====== Records shown ======

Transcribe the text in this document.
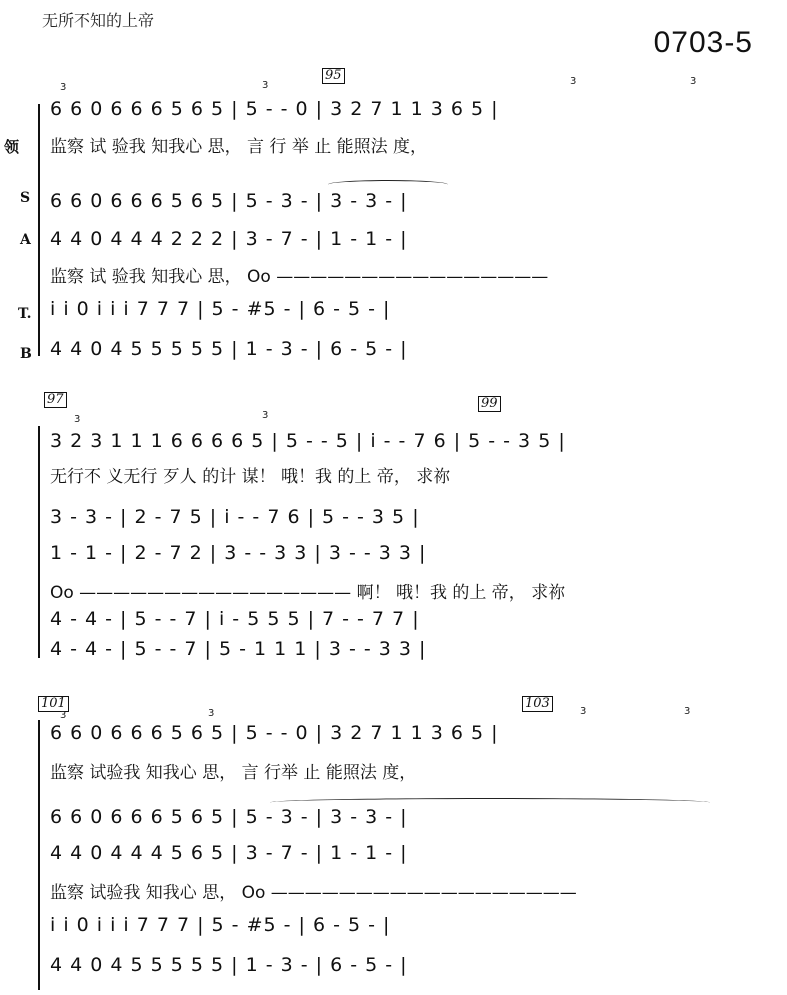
无所不知的上帝
0703-5
领
S
A
T.
B
95
3	3	3	3
6 6 0 6 6 6 5 6 5 | 5 - - 0 | 3 2 7 1 1 3 6 5 |
监察 试 验我 知我心 思， 言 行 举 止 能照法 度，
6 6 0 6 6 6 5 6 5 | 5 - 3 - | 3 - 3 - |
4 4 0 4 4 4 2 2 2 | 3 - 7 - | 1 - 1 - |
监察 试 验我 知我心 思， Oo ————————————————
i i 0 i i i 7 7 7 | 5 - #5 - | 6 - 5 - |
4 4 0 4 5 5 5 5 5 | 1 - 3 - | 6 - 5 - |
97	99
3	3
3 2 3 1 1 1 6 6 6 6 5 | 5 - - 5 | i - - 7 6 | 5 - - 3 5 |
无行不 义无行 歹人 的计 谋！ 哦！我 的上 帝， 求祢
3 - 3 - | 2 - 7 5 | i - - 7 6 | 5 - - 3 5 |
1 - 1 - | 2 - 7 2 | 3 - - 3 3 | 3 - - 3 3 |
Oo ———————————————— 啊！ 哦！我 的上 帝， 求祢
4 - 4 - | 5 - - 7 | i - 5 5 5 | 7 - - 7 7 |
4 - 4 - | 5 - - 7 | 5 - 1 1 1 | 3 - - 3 3 |
101	103
3	3	3	3
6 6 0 6 6 6 5 6 5 | 5 - - 0 | 3 2 7 1 1 3 6 5 |
监察 试验我 知我心 思， 言 行举 止 能照法 度，
6 6 0 6 6 6 5 6 5 | 5 - 3 - | 3 - 3 - |
4 4 0 4 4 4 5 6 5 | 3 - 7 - | 1 - 1 - |
监察 试验我 知我心 思， Oo ——————————————————
i i 0 i i i 7 7 7 | 5 - #5 - | 6 - 5 - |
4 4 0 4 5 5 5 5 5 | 1 - 3 - | 6 - 5 - |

======

• What needs to be done
Copy every line of the data exactly as written, excluding the pictures.

• Task result
Transcribe the text in this document.
无所不知的上帝
0703-5
领
S
A
T.
B
95
3	3	3	3
6 6 0 6 6 6 5 6 5 | 5 - - 0 | 3 2 7 1 1 3 6 5 |
监察 试 验我 知我心 思， 言 行 举 止 能照法 度，
6 6 0 6 6 6 5 6 5 | 5 - 3 - | 3 - 3 - |
4 4 0 4 4 4 2 2 2 | 3 - 7 - | 1 - 1 - |
监察 试 验我 知我心 思， Oo ————————————————
i i 0 i i i 7 7 7 | 5 - #5 - | 6 - 5 - |
4 4 0 4 5 5 5 5 5 | 1 - 3 - | 6 - 5 - |
97	99
3	3
3 2 3 1 1 1 6 6 6 6 5 | 5 - - 5 | i - - 7 6 | 5 - - 3 5 |
无行不 义无行 歹人 的计 谋！ 哦！我 的上 帝， 求祢
3 - 3 - | 2 - 7 5 | i - - 7 6 | 5 - - 3 5 |
1 - 1 - | 2 - 7 2 | 3 - - 3 3 | 3 - - 3 3 |
Oo ———————————————— 啊！ 哦！我 的上 帝， 求祢
4 - 4 - | 5 - - 7 | i - 5 5 5 | 7 - - 7 7 |
4 - 4 - | 5 - - 7 | 5 - 1 1 1 | 3 - - 3 3 |
101	103
3	3	3	3
6 6 0 6 6 6 5 6 5 | 5 - - 0 | 3 2 7 1 1 3 6 5 |
监察 试验我 知我心 思， 言 行举 止 能照法 度，
6 6 0 6 6 6 5 6 5 | 5 - 3 - | 3 - 3 - |
4 4 0 4 4 4 5 6 5 | 3 - 7 - | 1 - 1 - |
监察 试验我 知我心 思， Oo ——————————————————
i i 0 i i i 7 7 7 | 5 - #5 - | 6 - 5 - |
4 4 0 4 5 5 5 5 5 | 1 - 3 - | 6 - 5 - |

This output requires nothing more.